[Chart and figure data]

»»

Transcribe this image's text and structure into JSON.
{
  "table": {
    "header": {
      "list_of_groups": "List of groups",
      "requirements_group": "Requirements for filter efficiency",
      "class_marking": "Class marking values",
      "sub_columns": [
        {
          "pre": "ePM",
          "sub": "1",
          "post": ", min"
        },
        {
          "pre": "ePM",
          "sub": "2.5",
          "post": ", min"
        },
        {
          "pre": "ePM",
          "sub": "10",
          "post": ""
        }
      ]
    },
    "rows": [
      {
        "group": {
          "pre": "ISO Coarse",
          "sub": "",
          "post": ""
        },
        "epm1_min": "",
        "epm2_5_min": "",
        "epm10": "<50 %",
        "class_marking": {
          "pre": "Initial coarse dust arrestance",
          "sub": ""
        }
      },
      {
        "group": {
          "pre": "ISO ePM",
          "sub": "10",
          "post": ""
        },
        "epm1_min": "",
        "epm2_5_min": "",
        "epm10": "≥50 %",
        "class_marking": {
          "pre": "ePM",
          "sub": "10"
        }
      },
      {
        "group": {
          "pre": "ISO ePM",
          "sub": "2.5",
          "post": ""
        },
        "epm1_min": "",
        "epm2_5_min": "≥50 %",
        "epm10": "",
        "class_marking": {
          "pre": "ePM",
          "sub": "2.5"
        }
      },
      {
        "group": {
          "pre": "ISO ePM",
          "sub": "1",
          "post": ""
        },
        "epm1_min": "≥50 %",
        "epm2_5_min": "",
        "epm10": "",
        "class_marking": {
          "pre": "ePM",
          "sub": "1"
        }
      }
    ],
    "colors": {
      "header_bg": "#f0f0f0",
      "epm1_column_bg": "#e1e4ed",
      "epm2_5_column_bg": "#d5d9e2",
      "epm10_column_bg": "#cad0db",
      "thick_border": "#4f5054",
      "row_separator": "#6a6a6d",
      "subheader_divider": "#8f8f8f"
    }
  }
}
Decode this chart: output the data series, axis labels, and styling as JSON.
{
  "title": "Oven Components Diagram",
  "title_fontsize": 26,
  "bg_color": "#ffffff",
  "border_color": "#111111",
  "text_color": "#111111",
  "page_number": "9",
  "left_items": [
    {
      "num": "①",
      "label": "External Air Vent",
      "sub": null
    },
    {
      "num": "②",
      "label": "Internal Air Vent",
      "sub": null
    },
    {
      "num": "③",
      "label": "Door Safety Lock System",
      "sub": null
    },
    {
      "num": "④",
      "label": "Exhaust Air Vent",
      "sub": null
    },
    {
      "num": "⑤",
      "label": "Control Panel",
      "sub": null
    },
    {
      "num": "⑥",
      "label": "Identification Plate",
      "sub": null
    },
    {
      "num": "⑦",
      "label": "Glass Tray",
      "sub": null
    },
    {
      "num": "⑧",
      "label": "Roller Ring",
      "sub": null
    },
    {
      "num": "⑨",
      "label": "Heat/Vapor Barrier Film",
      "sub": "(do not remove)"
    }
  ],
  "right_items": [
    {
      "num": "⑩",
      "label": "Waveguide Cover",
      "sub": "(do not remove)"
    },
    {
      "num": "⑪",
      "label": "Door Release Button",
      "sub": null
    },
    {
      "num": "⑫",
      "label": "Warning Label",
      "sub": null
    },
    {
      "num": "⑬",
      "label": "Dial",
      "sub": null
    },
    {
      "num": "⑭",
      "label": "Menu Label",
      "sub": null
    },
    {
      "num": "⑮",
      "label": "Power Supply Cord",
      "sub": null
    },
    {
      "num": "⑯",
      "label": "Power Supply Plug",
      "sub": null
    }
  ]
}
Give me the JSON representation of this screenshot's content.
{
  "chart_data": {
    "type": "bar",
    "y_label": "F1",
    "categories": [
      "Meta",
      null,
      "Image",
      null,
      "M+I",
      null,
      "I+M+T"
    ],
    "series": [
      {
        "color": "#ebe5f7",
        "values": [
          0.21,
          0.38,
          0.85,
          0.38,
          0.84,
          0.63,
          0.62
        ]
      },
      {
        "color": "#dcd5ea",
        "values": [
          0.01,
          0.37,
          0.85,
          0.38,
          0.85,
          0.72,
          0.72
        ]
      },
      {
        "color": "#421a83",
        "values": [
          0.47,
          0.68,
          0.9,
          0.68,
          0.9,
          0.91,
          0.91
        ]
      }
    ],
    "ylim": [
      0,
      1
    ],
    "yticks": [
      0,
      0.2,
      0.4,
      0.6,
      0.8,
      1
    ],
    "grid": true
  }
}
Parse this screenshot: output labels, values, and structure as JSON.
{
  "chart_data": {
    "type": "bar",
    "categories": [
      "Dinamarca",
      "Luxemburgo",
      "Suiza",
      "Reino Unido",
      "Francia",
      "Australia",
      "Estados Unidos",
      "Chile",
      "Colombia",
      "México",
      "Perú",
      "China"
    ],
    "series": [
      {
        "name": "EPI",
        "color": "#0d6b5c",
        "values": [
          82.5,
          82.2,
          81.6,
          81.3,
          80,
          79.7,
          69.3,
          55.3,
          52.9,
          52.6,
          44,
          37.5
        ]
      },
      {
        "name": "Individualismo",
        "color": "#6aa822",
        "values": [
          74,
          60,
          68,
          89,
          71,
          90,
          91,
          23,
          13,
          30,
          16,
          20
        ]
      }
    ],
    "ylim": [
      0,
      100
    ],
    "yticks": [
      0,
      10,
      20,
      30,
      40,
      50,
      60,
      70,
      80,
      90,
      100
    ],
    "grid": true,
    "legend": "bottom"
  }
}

««

Your objective:
Each entry must be reproduced verbatim.

Solved exercise:
Transcribe this image's text and structure into JSON.
{
  "table": {
    "header": {
      "list_of_groups": "List of groups",
      "requirements_group": "Requirements for filter efficiency",
      "class_marking": "Class marking values",
      "sub_columns": [
        {
          "pre": "ePM",
          "sub": "1",
          "post": ", min"
        },
        {
          "pre": "ePM",
          "sub": "2.5",
          "post": ", min"
        },
        {
          "pre": "ePM",
          "sub": "10",
          "post": ""
        }
      ]
    },
    "rows": [
      {
        "group": {
          "pre": "ISO Coarse",
          "sub": "",
          "post": ""
        },
        "epm1_min": "",
        "epm2_5_min": "",
        "epm10": "<50 %",
        "class_marking": {
          "pre": "Initial coarse dust arrestance",
          "sub": ""
        }
      },
      {
        "group": {
          "pre": "ISO ePM",
          "sub": "10",
          "post": ""
        },
        "epm1_min": "",
        "epm2_5_min": "",
        "epm10": "≥50 %",
        "class_marking": {
          "pre": "ePM",
          "sub": "10"
        }
      },
      {
        "group": {
          "pre": "ISO ePM",
          "sub": "2.5",
          "post": ""
        },
        "epm1_min": "",
        "epm2_5_min": "≥50 %",
        "epm10": "",
        "class_marking": {
          "pre": "ePM",
          "sub": "2.5"
        }
      },
      {
        "group": {
          "pre": "ISO ePM",
          "sub": "1",
          "post": ""
        },
        "epm1_min": "≥50 %",
        "epm2_5_min": "",
        "epm10": "",
        "class_marking": {
          "pre": "ePM",
          "sub": "1"
        }
      }
    ],
    "colors": {
      "header_bg": "#f0f0f0",
      "epm1_column_bg": "#e1e4ed",
      "epm2_5_column_bg": "#d5d9e2",
      "epm10_column_bg": "#cad0db",
      "thick_border": "#4f5054",
      "row_separator": "#6a6a6d",
      "subheader_divider": "#8f8f8f"
    }
  }
}
Decode this chart: output the data series, axis labels, and styling as JSON.
{
  "title": "Oven Components Diagram",
  "title_fontsize": 26,
  "bg_color": "#ffffff",
  "border_color": "#111111",
  "text_color": "#111111",
  "page_number": "9",
  "left_items": [
    {
      "num": "①",
      "label": "External Air Vent",
      "sub": null
    },
    {
      "num": "②",
      "label": "Internal Air Vent",
      "sub": null
    },
    {
      "num": "③",
      "label": "Door Safety Lock System",
      "sub": null
    },
    {
      "num": "④",
      "label": "Exhaust Air Vent",
      "sub": null
    },
    {
      "num": "⑤",
      "label": "Control Panel",
      "sub": null
    },
    {
      "num": "⑥",
      "label": "Identification Plate",
      "sub": null
    },
    {
      "num": "⑦",
      "label": "Glass Tray",
      "sub": null
    },
    {
      "num": "⑧",
      "label": "Roller Ring",
      "sub": null
    },
    {
      "num": "⑨",
      "label": "Heat/Vapor Barrier Film",
      "sub": "(do not remove)"
    }
  ],
  "right_items": [
    {
      "num": "⑩",
      "label": "Waveguide Cover",
      "sub": "(do not remove)"
    },
    {
      "num": "⑪",
      "label": "Door Release Button",
      "sub": null
    },
    {
      "num": "⑫",
      "label": "Warning Label",
      "sub": null
    },
    {
      "num": "⑬",
      "label": "Dial",
      "sub": null
    },
    {
      "num": "⑭",
      "label": "Menu Label",
      "sub": null
    },
    {
      "num": "⑮",
      "label": "Power Supply Cord",
      "sub": null
    },
    {
      "num": "⑯",
      "label": "Power Supply Plug",
      "sub": null
    }
  ]
}
Give me the JSON representation of this screenshot's content.
{
  "chart_data": {
    "type": "bar",
    "y_label": "F1",
    "categories": [
      "Meta",
      null,
      "Image",
      null,
      "M+I",
      null,
      "I+M+T"
    ],
    "series": [
      {
        "color": "#ebe5f7",
        "values": [
          0.21,
          0.38,
          0.85,
          0.38,
          0.84,
          0.63,
          0.62
        ]
      },
      {
        "color": "#dcd5ea",
        "values": [
          0.01,
          0.37,
          0.85,
          0.38,
          0.85,
          0.72,
          0.72
        ]
      },
      {
        "color": "#421a83",
        "values": [
          0.47,
          0.68,
          0.9,
          0.68,
          0.9,
          0.91,
          0.91
        ]
      }
    ],
    "ylim": [
      0,
      1
    ],
    "yticks": [
      0,
      0.2,
      0.4,
      0.6,
      0.8,
      1
    ],
    "grid": true
  }
}
Parse this screenshot: output labels, values, and structure as JSON.
{
  "chart_data": {
    "type": "bar",
    "categories": [
      "Dinamarca",
      "Luxemburgo",
      "Suiza",
      "Reino Unido",
      "Francia",
      "Australia",
      "Estados Unidos",
      "Chile",
      "Colombia",
      "México",
      "Perú",
      "China"
    ],
    "series": [
      {
        "name": "EPI",
        "color": "#0d6b5c",
        "values": [
          82.5,
          82.2,
          81.6,
          81.3,
          80,
          79.7,
          69.3,
          55.3,
          52.9,
          52.6,
          44,
          37.5
        ]
      },
      {
        "name": "Individualismo",
        "color": "#6aa822",
        "values": [
          74,
          60,
          68,
          89,
          71,
          90,
          91,
          23,
          13,
          30,
          16,
          20
        ]
      }
    ],
    "ylim": [
      0,
      100
    ],
    "yticks": [
      0,
      10,
      20,
      30,
      40,
      50,
      60,
      70,
      80,
      90,
      100
    ],
    "grid": true,
    "legend": "bottom"
  }
}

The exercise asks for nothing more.